(Task directions): Copy each line exactly. Leave nothing out.
------ Records for this exercise ------
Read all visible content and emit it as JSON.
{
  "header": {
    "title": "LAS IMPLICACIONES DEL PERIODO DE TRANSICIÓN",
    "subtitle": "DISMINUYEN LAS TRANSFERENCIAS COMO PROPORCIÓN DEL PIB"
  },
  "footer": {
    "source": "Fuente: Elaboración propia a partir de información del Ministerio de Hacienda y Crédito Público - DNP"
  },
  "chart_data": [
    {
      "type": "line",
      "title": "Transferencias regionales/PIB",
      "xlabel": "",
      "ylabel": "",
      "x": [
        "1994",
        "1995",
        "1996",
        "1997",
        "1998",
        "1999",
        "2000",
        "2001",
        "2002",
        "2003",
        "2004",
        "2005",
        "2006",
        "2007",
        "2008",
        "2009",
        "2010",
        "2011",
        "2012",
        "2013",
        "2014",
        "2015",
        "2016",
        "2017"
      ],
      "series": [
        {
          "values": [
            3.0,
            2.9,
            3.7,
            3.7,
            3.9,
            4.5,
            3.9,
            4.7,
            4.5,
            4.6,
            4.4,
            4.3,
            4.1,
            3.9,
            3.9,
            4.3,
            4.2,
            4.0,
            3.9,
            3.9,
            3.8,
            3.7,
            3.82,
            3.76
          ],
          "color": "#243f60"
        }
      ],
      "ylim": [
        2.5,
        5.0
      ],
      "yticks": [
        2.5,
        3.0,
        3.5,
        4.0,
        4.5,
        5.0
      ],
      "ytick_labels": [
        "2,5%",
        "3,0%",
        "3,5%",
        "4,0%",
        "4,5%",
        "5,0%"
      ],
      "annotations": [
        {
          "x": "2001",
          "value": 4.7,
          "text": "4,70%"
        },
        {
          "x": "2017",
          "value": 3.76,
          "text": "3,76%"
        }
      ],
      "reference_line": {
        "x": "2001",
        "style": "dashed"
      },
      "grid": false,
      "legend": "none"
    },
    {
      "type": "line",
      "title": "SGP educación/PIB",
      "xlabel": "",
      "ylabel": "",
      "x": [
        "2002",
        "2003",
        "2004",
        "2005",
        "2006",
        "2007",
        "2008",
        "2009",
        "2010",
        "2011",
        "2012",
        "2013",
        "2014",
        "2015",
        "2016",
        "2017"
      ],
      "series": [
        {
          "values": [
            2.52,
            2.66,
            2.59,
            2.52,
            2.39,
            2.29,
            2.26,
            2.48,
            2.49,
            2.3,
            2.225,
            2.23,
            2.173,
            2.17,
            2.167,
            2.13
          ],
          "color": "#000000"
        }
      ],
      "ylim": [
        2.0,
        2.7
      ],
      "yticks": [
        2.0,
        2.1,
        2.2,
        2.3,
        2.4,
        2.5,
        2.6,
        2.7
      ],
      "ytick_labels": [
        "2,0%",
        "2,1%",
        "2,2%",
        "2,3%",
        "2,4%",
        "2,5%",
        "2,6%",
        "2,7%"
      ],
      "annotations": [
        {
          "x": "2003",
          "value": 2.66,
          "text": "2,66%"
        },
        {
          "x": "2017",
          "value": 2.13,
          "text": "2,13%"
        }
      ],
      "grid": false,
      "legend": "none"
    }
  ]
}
------
(Task answer):
Read all visible content and emit it as JSON.
{
  "header": {
    "title": "LAS IMPLICACIONES DEL PERIODO DE TRANSICIÓN",
    "subtitle": "DISMINUYEN LAS TRANSFERENCIAS COMO PROPORCIÓN DEL PIB"
  },
  "footer": {
    "source": "Fuente: Elaboración propia a partir de información del Ministerio de Hacienda y Crédito Público - DNP"
  },
  "chart_data": [
    {
      "type": "line",
      "title": "Transferencias regionales/PIB",
      "xlabel": "",
      "ylabel": "",
      "x": [
        "1994",
        "1995",
        "1996",
        "1997",
        "1998",
        "1999",
        "2000",
        "2001",
        "2002",
        "2003",
        "2004",
        "2005",
        "2006",
        "2007",
        "2008",
        "2009",
        "2010",
        "2011",
        "2012",
        "2013",
        "2014",
        "2015",
        "2016",
        "2017"
      ],
      "series": [
        {
          "values": [
            3.0,
            2.9,
            3.7,
            3.7,
            3.9,
            4.5,
            3.9,
            4.7,
            4.5,
            4.6,
            4.4,
            4.3,
            4.1,
            3.9,
            3.9,
            4.3,
            4.2,
            4.0,
            3.9,
            3.9,
            3.8,
            3.7,
            3.82,
            3.76
          ],
          "color": "#243f60"
        }
      ],
      "ylim": [
        2.5,
        5.0
      ],
      "yticks": [
        2.5,
        3.0,
        3.5,
        4.0,
        4.5,
        5.0
      ],
      "ytick_labels": [
        "2,5%",
        "3,0%",
        "3,5%",
        "4,0%",
        "4,5%",
        "5,0%"
      ],
      "annotations": [
        {
          "x": "2001",
          "value": 4.7,
          "text": "4,70%"
        },
        {
          "x": "2017",
          "value": 3.76,
          "text": "3,76%"
        }
      ],
      "reference_line": {
        "x": "2001",
        "style": "dashed"
      },
      "grid": false,
      "legend": "none"
    },
    {
      "type": "line",
      "title": "SGP educación/PIB",
      "xlabel": "",
      "ylabel": "",
      "x": [
        "2002",
        "2003",
        "2004",
        "2005",
        "2006",
        "2007",
        "2008",
        "2009",
        "2010",
        "2011",
        "2012",
        "2013",
        "2014",
        "2015",
        "2016",
        "2017"
      ],
      "series": [
        {
          "values": [
            2.52,
            2.66,
            2.59,
            2.52,
            2.39,
            2.29,
            2.26,
            2.48,
            2.49,
            2.3,
            2.225,
            2.23,
            2.173,
            2.17,
            2.167,
            2.13
          ],
          "color": "#000000"
        }
      ],
      "ylim": [
        2.0,
        2.7
      ],
      "yticks": [
        2.0,
        2.1,
        2.2,
        2.3,
        2.4,
        2.5,
        2.6,
        2.7
      ],
      "ytick_labels": [
        "2,0%",
        "2,1%",
        "2,2%",
        "2,3%",
        "2,4%",
        "2,5%",
        "2,6%",
        "2,7%"
      ],
      "annotations": [
        {
          "x": "2003",
          "value": 2.66,
          "text": "2,66%"
        },
        {
          "x": "2017",
          "value": 2.13,
          "text": "2,13%"
        }
      ],
      "grid": false,
      "legend": "none"
    }
  ]
}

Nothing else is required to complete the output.